### Given request
Transcribe each line of the material as it is, and drop any picture.

______________________________

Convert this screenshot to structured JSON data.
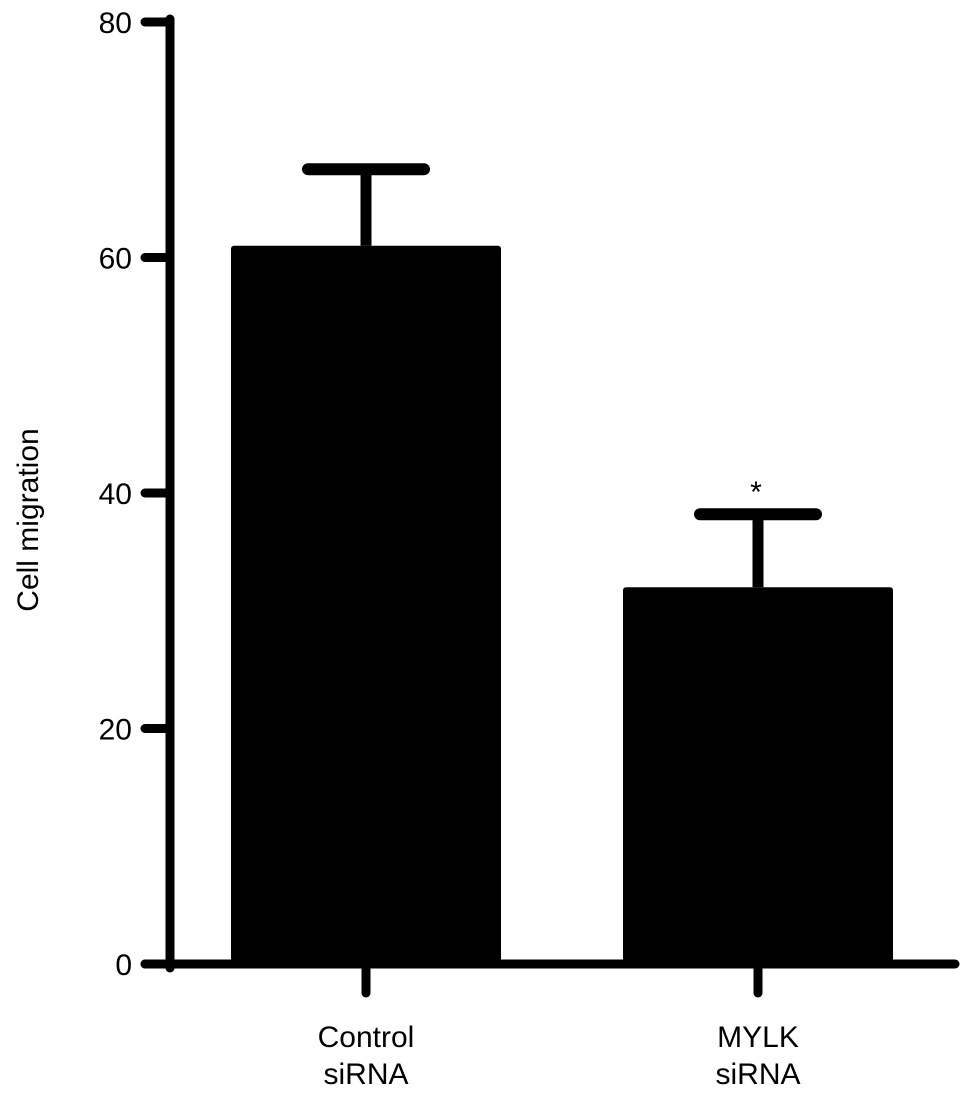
{
  "chart_data": {
    "type": "bar",
    "categories": [
      [
        "Control",
        "siRNA"
      ],
      [
        "MYLK",
        "siRNA"
      ]
    ],
    "values": [
      61,
      32
    ],
    "errors": [
      6.5,
      6.2
    ],
    "significance": [
      "",
      "*"
    ],
    "title": "",
    "xlabel": "",
    "ylabel": "Cell migration",
    "ylim": [
      0,
      80
    ],
    "yticks": [
      0,
      20,
      40,
      60,
      80
    ],
    "grid": false,
    "legend": "none",
    "colors": {
      "bar": "#000000",
      "axis": "#000000",
      "background": "#ffffff"
    }
  }
}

______________________________

### Complete output
Convert this screenshot to structured JSON data.
{
  "chart_data": {
    "type": "bar",
    "categories": [
      [
        "Control",
        "siRNA"
      ],
      [
        "MYLK",
        "siRNA"
      ]
    ],
    "values": [
      61,
      32
    ],
    "errors": [
      6.5,
      6.2
    ],
    "significance": [
      "",
      "*"
    ],
    "title": "",
    "xlabel": "",
    "ylabel": "Cell migration",
    "ylim": [
      0,
      80
    ],
    "yticks": [
      0,
      20,
      40,
      60,
      80
    ],
    "grid": false,
    "legend": "none",
    "colors": {
      "bar": "#000000",
      "axis": "#000000",
      "background": "#ffffff"
    }
  }
}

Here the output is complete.